WHAT THIS TASK INVOLVES: Reproduce all of the data exactly, with no line skipped.
%%
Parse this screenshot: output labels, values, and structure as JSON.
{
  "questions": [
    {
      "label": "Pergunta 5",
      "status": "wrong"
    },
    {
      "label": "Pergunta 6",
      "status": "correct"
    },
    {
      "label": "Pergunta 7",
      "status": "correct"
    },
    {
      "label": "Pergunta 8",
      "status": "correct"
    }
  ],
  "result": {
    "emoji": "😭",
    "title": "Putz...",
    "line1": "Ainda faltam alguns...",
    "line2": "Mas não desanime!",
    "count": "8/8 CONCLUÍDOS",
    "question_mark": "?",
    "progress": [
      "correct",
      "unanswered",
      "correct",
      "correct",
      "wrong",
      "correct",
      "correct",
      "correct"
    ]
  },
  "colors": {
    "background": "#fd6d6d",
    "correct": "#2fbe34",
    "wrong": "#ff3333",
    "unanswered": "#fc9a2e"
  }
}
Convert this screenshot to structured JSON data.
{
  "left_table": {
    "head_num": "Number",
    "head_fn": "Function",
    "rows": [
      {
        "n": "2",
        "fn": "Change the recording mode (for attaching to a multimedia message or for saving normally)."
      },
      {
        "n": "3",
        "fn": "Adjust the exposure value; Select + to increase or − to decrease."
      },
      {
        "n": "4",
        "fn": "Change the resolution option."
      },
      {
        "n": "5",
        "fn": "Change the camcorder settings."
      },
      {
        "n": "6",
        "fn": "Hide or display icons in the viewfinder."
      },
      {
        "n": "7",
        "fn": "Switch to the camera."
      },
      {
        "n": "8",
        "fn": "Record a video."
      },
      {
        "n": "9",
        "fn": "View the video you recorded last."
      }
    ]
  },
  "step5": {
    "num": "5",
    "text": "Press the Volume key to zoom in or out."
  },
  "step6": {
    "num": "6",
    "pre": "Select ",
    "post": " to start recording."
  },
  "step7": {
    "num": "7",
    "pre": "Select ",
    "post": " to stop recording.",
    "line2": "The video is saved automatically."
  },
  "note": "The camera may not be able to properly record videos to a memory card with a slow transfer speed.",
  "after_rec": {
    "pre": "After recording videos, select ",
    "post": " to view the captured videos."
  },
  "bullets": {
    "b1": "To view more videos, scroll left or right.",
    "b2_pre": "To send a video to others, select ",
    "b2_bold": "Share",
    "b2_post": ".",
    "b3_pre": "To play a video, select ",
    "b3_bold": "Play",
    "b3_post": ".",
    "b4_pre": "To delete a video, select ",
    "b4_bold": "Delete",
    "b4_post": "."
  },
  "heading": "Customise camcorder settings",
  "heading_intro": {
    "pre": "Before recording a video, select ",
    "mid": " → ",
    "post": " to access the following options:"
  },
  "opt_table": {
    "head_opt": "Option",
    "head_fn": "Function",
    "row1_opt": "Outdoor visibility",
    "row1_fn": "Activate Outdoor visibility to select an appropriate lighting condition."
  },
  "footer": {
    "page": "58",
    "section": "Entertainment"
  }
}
%%
TASK SOLUTION:
Parse this screenshot: output labels, values, and structure as JSON.
{
  "questions": [
    {
      "label": "Pergunta 5",
      "status": "wrong"
    },
    {
      "label": "Pergunta 6",
      "status": "correct"
    },
    {
      "label": "Pergunta 7",
      "status": "correct"
    },
    {
      "label": "Pergunta 8",
      "status": "correct"
    }
  ],
  "result": {
    "emoji": "😭",
    "title": "Putz...",
    "line1": "Ainda faltam alguns...",
    "line2": "Mas não desanime!",
    "count": "8/8 CONCLUÍDOS",
    "question_mark": "?",
    "progress": [
      "correct",
      "unanswered",
      "correct",
      "correct",
      "wrong",
      "correct",
      "correct",
      "correct"
    ]
  },
  "colors": {
    "background": "#fd6d6d",
    "correct": "#2fbe34",
    "wrong": "#ff3333",
    "unanswered": "#fc9a2e"
  }
}
Convert this screenshot to structured JSON data.
{
  "left_table": {
    "head_num": "Number",
    "head_fn": "Function",
    "rows": [
      {
        "n": "2",
        "fn": "Change the recording mode (for attaching to a multimedia message or for saving normally)."
      },
      {
        "n": "3",
        "fn": "Adjust the exposure value; Select + to increase or − to decrease."
      },
      {
        "n": "4",
        "fn": "Change the resolution option."
      },
      {
        "n": "5",
        "fn": "Change the camcorder settings."
      },
      {
        "n": "6",
        "fn": "Hide or display icons in the viewfinder."
      },
      {
        "n": "7",
        "fn": "Switch to the camera."
      },
      {
        "n": "8",
        "fn": "Record a video."
      },
      {
        "n": "9",
        "fn": "View the video you recorded last."
      }
    ]
  },
  "step5": {
    "num": "5",
    "text": "Press the Volume key to zoom in or out."
  },
  "step6": {
    "num": "6",
    "pre": "Select ",
    "post": " to start recording."
  },
  "step7": {
    "num": "7",
    "pre": "Select ",
    "post": " to stop recording.",
    "line2": "The video is saved automatically."
  },
  "note": "The camera may not be able to properly record videos to a memory card with a slow transfer speed.",
  "after_rec": {
    "pre": "After recording videos, select ",
    "post": " to view the captured videos."
  },
  "bullets": {
    "b1": "To view more videos, scroll left or right.",
    "b2_pre": "To send a video to others, select ",
    "b2_bold": "Share",
    "b2_post": ".",
    "b3_pre": "To play a video, select ",
    "b3_bold": "Play",
    "b3_post": ".",
    "b4_pre": "To delete a video, select ",
    "b4_bold": "Delete",
    "b4_post": "."
  },
  "heading": "Customise camcorder settings",
  "heading_intro": {
    "pre": "Before recording a video, select ",
    "mid": " → ",
    "post": " to access the following options:"
  },
  "opt_table": {
    "head_opt": "Option",
    "head_fn": "Function",
    "row1_opt": "Outdoor visibility",
    "row1_fn": "Activate Outdoor visibility to select an appropriate lighting condition."
  },
  "footer": {
    "page": "58",
    "section": "Entertainment"
  }
}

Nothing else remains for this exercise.